▸ **SOURCE DATA**:
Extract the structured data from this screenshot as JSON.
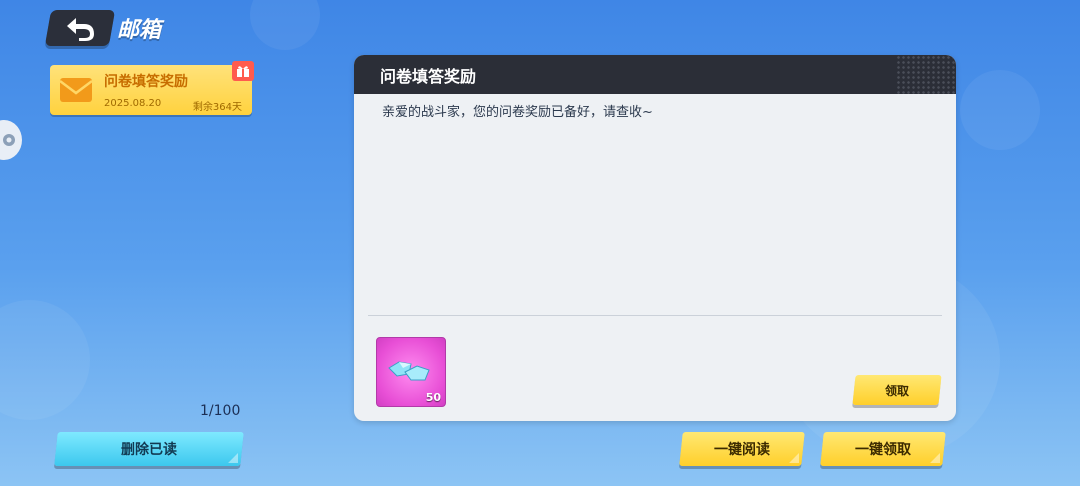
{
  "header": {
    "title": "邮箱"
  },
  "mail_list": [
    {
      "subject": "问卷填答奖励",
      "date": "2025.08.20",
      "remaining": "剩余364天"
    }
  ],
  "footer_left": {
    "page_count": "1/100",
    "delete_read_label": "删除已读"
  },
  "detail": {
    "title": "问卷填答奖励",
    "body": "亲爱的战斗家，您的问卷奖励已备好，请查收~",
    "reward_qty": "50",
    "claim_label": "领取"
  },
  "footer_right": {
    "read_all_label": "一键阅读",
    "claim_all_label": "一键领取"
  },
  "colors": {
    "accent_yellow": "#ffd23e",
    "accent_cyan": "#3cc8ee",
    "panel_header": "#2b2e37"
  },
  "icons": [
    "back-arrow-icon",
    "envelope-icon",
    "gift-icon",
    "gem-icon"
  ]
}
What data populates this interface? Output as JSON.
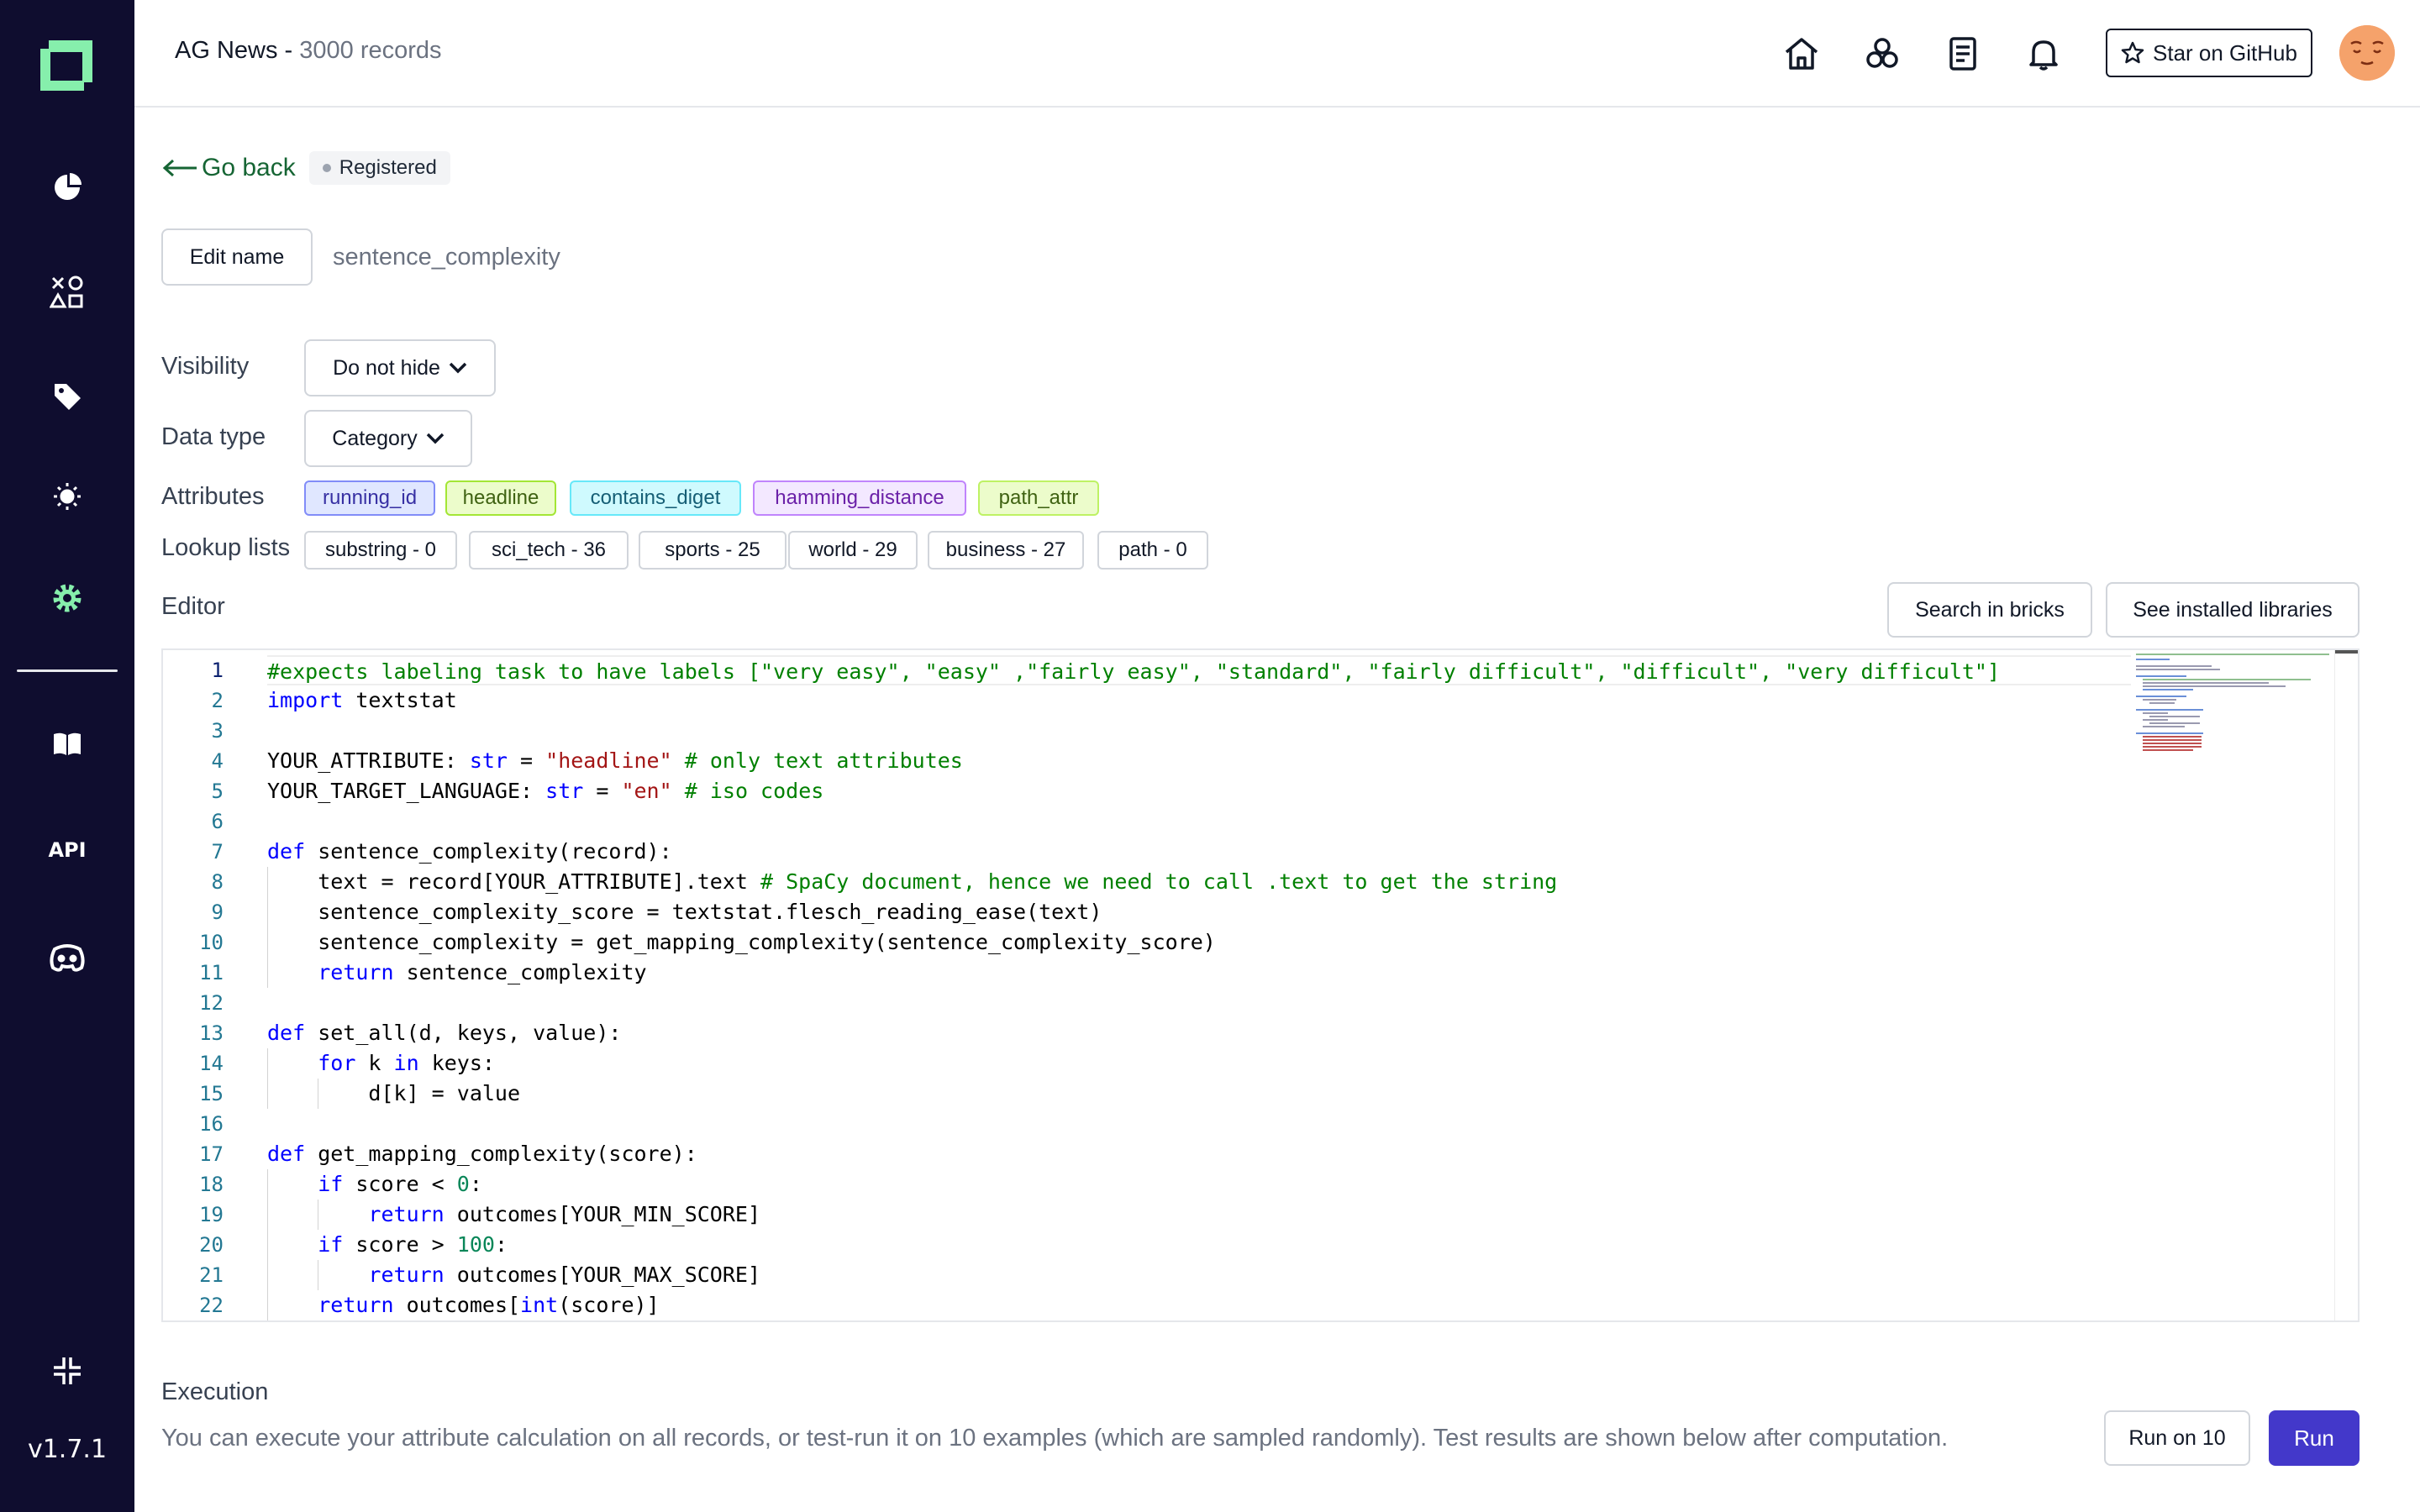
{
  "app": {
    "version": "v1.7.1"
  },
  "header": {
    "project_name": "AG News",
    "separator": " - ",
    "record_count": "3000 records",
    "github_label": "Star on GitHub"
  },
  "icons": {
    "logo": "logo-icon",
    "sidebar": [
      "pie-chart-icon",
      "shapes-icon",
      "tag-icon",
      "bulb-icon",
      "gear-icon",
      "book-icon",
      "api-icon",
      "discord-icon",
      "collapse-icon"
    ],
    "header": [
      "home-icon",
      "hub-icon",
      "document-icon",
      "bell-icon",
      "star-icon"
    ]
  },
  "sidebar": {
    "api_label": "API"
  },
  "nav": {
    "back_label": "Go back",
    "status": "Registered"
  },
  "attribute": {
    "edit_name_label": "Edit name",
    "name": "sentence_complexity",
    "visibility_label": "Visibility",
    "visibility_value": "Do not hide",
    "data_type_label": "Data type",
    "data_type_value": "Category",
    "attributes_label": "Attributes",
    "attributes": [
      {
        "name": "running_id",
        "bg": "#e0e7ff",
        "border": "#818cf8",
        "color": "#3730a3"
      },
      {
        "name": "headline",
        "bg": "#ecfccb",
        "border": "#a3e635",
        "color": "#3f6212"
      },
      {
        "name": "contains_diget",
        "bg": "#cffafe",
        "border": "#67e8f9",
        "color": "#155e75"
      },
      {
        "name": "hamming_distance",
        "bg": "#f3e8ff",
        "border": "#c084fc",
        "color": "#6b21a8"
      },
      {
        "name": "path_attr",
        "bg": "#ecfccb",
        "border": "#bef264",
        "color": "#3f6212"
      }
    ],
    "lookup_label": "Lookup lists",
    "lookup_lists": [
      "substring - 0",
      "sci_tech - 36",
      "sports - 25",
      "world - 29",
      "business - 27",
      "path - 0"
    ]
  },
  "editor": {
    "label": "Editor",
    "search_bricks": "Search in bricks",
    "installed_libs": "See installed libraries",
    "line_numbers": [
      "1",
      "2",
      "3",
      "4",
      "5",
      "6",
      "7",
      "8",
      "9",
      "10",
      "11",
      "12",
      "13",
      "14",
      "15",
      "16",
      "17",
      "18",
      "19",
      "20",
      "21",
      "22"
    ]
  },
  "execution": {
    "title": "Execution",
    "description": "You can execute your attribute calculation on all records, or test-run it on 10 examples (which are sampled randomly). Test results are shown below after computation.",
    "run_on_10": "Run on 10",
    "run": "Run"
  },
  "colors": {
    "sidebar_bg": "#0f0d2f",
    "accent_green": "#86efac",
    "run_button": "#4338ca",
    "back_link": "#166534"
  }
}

▸ **PROBLEM TO SOLVE**: The records above must be printed exactly; the pictures stay out.

▸ **THE OUTPUT**:
Extract the structured data from this screenshot as JSON.
{
  "header": {
    "title": "邮箱"
  },
  "mail_list": [
    {
      "subject": "问卷填答奖励",
      "date": "2025.08.20",
      "remaining": "剩余364天"
    }
  ],
  "footer_left": {
    "page_count": "1/100",
    "delete_read_label": "删除已读"
  },
  "detail": {
    "title": "问卷填答奖励",
    "body": "亲爱的战斗家，您的问卷奖励已备好，请查收~",
    "reward_qty": "50",
    "claim_label": "领取"
  },
  "footer_right": {
    "read_all_label": "一键阅读",
    "claim_all_label": "一键领取"
  },
  "colors": {
    "accent_yellow": "#ffd23e",
    "accent_cyan": "#3cc8ee",
    "panel_header": "#2b2e37"
  },
  "icons": [
    "back-arrow-icon",
    "envelope-icon",
    "gift-icon",
    "gem-icon"
  ]
}
What data populates this interface? Output as JSON.
{
  "app": {
    "version": "v1.7.1"
  },
  "header": {
    "project_name": "AG News",
    "separator": " - ",
    "record_count": "3000 records",
    "github_label": "Star on GitHub"
  },
  "icons": {
    "logo": "logo-icon",
    "sidebar": [
      "pie-chart-icon",
      "shapes-icon",
      "tag-icon",
      "bulb-icon",
      "gear-icon",
      "book-icon",
      "api-icon",
      "discord-icon",
      "collapse-icon"
    ],
    "header": [
      "home-icon",
      "hub-icon",
      "document-icon",
      "bell-icon",
      "star-icon"
    ]
  },
  "sidebar": {
    "api_label": "API"
  },
  "nav": {
    "back_label": "Go back",
    "status": "Registered"
  },
  "attribute": {
    "edit_name_label": "Edit name",
    "name": "sentence_complexity",
    "visibility_label": "Visibility",
    "visibility_value": "Do not hide",
    "data_type_label": "Data type",
    "data_type_value": "Category",
    "attributes_label": "Attributes",
    "attributes": [
      {
        "name": "running_id",
        "bg": "#e0e7ff",
        "border": "#818cf8",
        "color": "#3730a3"
      },
      {
        "name": "headline",
        "bg": "#ecfccb",
        "border": "#a3e635",
        "color": "#3f6212"
      },
      {
        "name": "contains_diget",
        "bg": "#cffafe",
        "border": "#67e8f9",
        "color": "#155e75"
      },
      {
        "name": "hamming_distance",
        "bg": "#f3e8ff",
        "border": "#c084fc",
        "color": "#6b21a8"
      },
      {
        "name": "path_attr",
        "bg": "#ecfccb",
        "border": "#bef264",
        "color": "#3f6212"
      }
    ],
    "lookup_label": "Lookup lists",
    "lookup_lists": [
      "substring - 0",
      "sci_tech - 36",
      "sports - 25",
      "world - 29",
      "business - 27",
      "path - 0"
    ]
  },
  "editor": {
    "label": "Editor",
    "search_bricks": "Search in bricks",
    "installed_libs": "See installed libraries",
    "line_numbers": [
      "1",
      "2",
      "3",
      "4",
      "5",
      "6",
      "7",
      "8",
      "9",
      "10",
      "11",
      "12",
      "13",
      "14",
      "15",
      "16",
      "17",
      "18",
      "19",
      "20",
      "21",
      "22"
    ]
  },
  "execution": {
    "title": "Execution",
    "description": "You can execute your attribute calculation on all records, or test-run it on 10 examples (which are sampled randomly). Test results are shown below after computation.",
    "run_on_10": "Run on 10",
    "run": "Run"
  },
  "colors": {
    "sidebar_bg": "#0f0d2f",
    "accent_green": "#86efac",
    "run_button": "#4338ca",
    "back_link": "#166534"
  }
}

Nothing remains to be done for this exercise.